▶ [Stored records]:
────────────────────
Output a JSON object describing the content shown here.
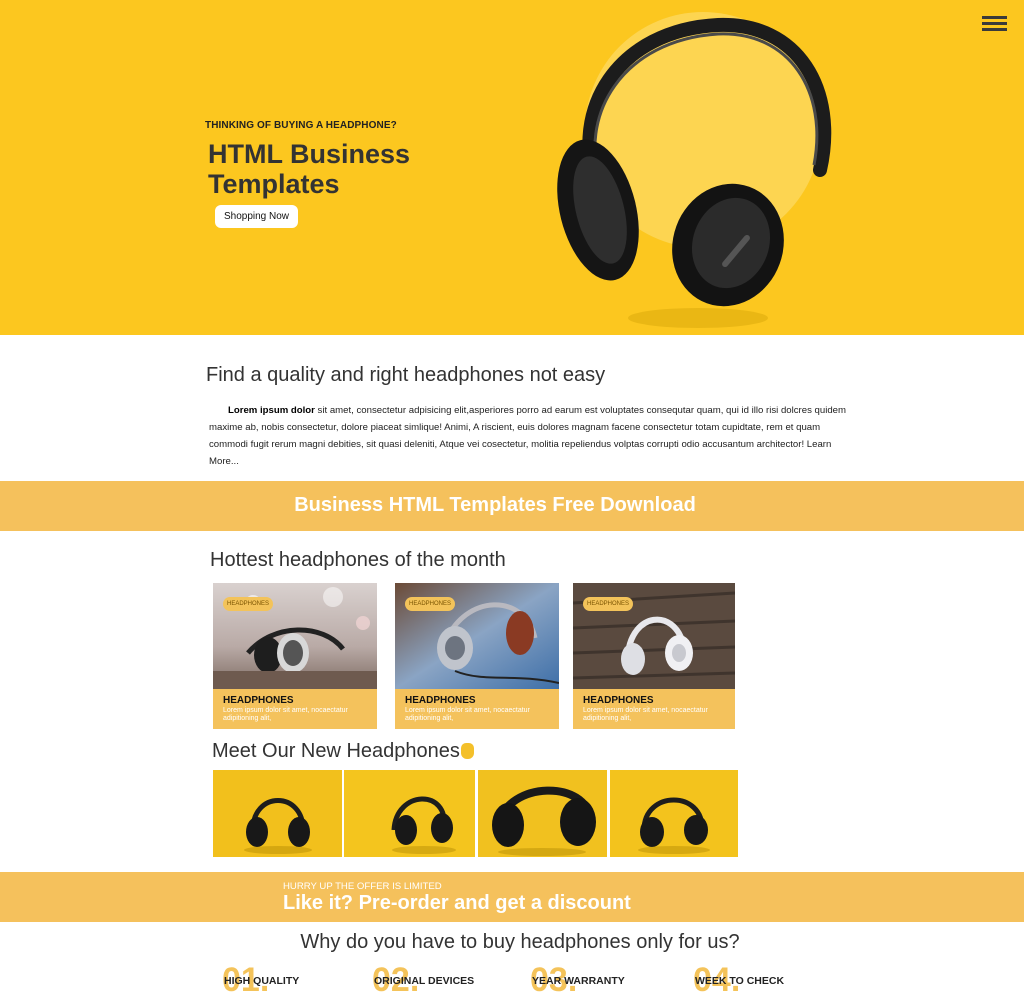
{
  "header": {
    "menu_icon": "hamburger-menu-icon"
  },
  "hero": {
    "kicker": "THINKING OF BUYING A HEADPHONE?",
    "title": "HTML Business Templates",
    "button_label": "Shopping Now",
    "image_icon": "headphones-icon"
  },
  "intro": {
    "title": "Find a quality and right headphones not easy",
    "lead_bold": "Lorem ipsum dolor",
    "body": " sit amet, consectetur adpisicing elit,asperiores porro ad earum est voluptates consequtar quam, qui id illo risi dolcres quidem maxime ab, nobis consectetur, dolore piaceat simlique! Animi, A riscient, euis dolores magnam facene consectetur totam cupidtate, rem et quam commodi fugit rerum magni debities, sit quasi deleniti, Atque vei cosectetur, molitia repeliendus volptas corrupti odio accusantum architector! ",
    "more_link": "Learn More..."
  },
  "banner": {
    "text": "Business HTML Templates Free Download"
  },
  "hottest": {
    "title": "Hottest headphones of the month",
    "cards": [
      {
        "tag": "HEADPHONES",
        "title": "HEADPHONES",
        "text": "Lorem ipsum dolor sit amet, nocaectatur adipitioning alit,"
      },
      {
        "tag": "HEADPHONES",
        "title": "HEADPHONES",
        "text": "Lorem ipsum dolor sit amet, nocaectatur adipitioning alit,"
      },
      {
        "tag": "HEADPHONES",
        "title": "HEADPHONES",
        "text": "Lorem ipsum dolor sit amet, nocaectatur adipitioning alit,"
      }
    ]
  },
  "meet": {
    "title": "Meet Our New Headphones",
    "icon": "hand-icon"
  },
  "offer": {
    "small": "HURRY UP THE OFFER IS LIMITED",
    "big": "Like it? Pre-order and get a discount"
  },
  "why": {
    "title": "Why do you have to buy headphones only for us?",
    "features": [
      {
        "num": "01.",
        "label": "HIGH QUALITY"
      },
      {
        "num": "02.",
        "label": "ORIGINAL DEVICES"
      },
      {
        "num": "03.",
        "label": "YEAR WARRANTY"
      },
      {
        "num": "04.",
        "label": "WEEK TO CHECK"
      }
    ]
  },
  "colors": {
    "accent": "#fcc71f",
    "band": "#f5c15c",
    "text": "#333333"
  }
}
────────────────────
▶ [GOAL]:
Transcribe all entries above exactly. Drop the pictures.

▶ [OUTPUT OF THE EXERCISE]:
Output a JSON object describing the content shown here.
{
  "header": {
    "menu_icon": "hamburger-menu-icon"
  },
  "hero": {
    "kicker": "THINKING OF BUYING A HEADPHONE?",
    "title": "HTML Business Templates",
    "button_label": "Shopping Now",
    "image_icon": "headphones-icon"
  },
  "intro": {
    "title": "Find a quality and right headphones not easy",
    "lead_bold": "Lorem ipsum dolor",
    "body": " sit amet, consectetur adpisicing elit,asperiores porro ad earum est voluptates consequtar quam, qui id illo risi dolcres quidem maxime ab, nobis consectetur, dolore piaceat simlique! Animi, A riscient, euis dolores magnam facene consectetur totam cupidtate, rem et quam commodi fugit rerum magni debities, sit quasi deleniti, Atque vei cosectetur, molitia repeliendus volptas corrupti odio accusantum architector! ",
    "more_link": "Learn More..."
  },
  "banner": {
    "text": "Business HTML Templates Free Download"
  },
  "hottest": {
    "title": "Hottest headphones of the month",
    "cards": [
      {
        "tag": "HEADPHONES",
        "title": "HEADPHONES",
        "text": "Lorem ipsum dolor sit amet, nocaectatur adipitioning alit,"
      },
      {
        "tag": "HEADPHONES",
        "title": "HEADPHONES",
        "text": "Lorem ipsum dolor sit amet, nocaectatur adipitioning alit,"
      },
      {
        "tag": "HEADPHONES",
        "title": "HEADPHONES",
        "text": "Lorem ipsum dolor sit amet, nocaectatur adipitioning alit,"
      }
    ]
  },
  "meet": {
    "title": "Meet Our New Headphones",
    "icon": "hand-icon"
  },
  "offer": {
    "small": "HURRY UP THE OFFER IS LIMITED",
    "big": "Like it? Pre-order and get a discount"
  },
  "why": {
    "title": "Why do you have to buy headphones only for us?",
    "features": [
      {
        "num": "01.",
        "label": "HIGH QUALITY"
      },
      {
        "num": "02.",
        "label": "ORIGINAL DEVICES"
      },
      {
        "num": "03.",
        "label": "YEAR WARRANTY"
      },
      {
        "num": "04.",
        "label": "WEEK TO CHECK"
      }
    ]
  },
  "colors": {
    "accent": "#fcc71f",
    "band": "#f5c15c",
    "text": "#333333"
  }
}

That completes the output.